-- Begin Dataset --

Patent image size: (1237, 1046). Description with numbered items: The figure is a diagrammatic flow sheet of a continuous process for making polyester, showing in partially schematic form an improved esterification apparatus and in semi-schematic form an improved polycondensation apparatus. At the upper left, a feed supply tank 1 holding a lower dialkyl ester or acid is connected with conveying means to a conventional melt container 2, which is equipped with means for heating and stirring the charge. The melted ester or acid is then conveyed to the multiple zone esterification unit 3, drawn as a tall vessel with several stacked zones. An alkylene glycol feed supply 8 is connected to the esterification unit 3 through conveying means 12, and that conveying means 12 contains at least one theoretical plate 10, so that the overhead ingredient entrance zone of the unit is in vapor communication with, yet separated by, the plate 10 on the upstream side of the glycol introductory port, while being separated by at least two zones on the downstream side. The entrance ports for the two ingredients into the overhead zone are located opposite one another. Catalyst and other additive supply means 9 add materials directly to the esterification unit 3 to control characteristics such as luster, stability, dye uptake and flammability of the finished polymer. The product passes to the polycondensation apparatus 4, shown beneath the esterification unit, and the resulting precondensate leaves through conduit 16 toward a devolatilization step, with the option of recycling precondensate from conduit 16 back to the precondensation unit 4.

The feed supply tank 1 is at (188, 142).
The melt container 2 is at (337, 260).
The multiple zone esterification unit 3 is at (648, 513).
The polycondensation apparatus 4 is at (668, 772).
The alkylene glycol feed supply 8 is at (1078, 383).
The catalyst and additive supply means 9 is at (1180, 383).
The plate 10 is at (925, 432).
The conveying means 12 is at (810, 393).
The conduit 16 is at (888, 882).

-- End Dataset --

Aim - Which lines of the entries contain the word "supply"? Collect each of them in full, counting a match only when the case is the same.

Exercise response -
Patent image size: (1237, 1046). Description with numbered items: The figure is a diagrammatic flow sheet of a continuous process for making polyester, showing in partially schematic form an improved esterification apparatus and in semi-schematic form an improved polycondensation apparatus. At the upper left, a feed supply tank 1 holding a lower dialkyl ester or acid is connected with conveying means to a conventional melt container 2, which is equipped with means for heating and stirring the charge. The melted ester or acid is then conveyed to the multiple zone esterification unit 3, drawn as a tall vessel with several stacked zones. An alkylene glycol feed supply 8 is connected to the esterification unit 3 through conveying means 12, and that conveying means 12 contains at least one theoretical plate 10, so that the overhead ingredient entrance zone of the unit is in vapor communication with, yet separated by, the plate 10 on the upstream side of the glycol introductory port, while being separated by at least two zones on the downstream side. The entrance ports for the two ingredients into the overhead zone are located opposite one another. Catalyst and other additive supply means 9 add materials directly to the esterification unit 3 to control characteristics such as luster, stability, dye uptake and flammability of the finished polymer. The product passes to the polycondensation apparatus 4, shown beneath the esterification unit, and the resulting precondensate leaves through conduit 16 toward a devolatilization step, with the option of recycling precondensate from conduit 16 back to the precondensation unit 4.
The feed supply tank 1 is at (188, 142).
The alkylene glycol feed supply 8 is at (1078, 383).
The catalyst and additive supply means 9 is at (1180, 383).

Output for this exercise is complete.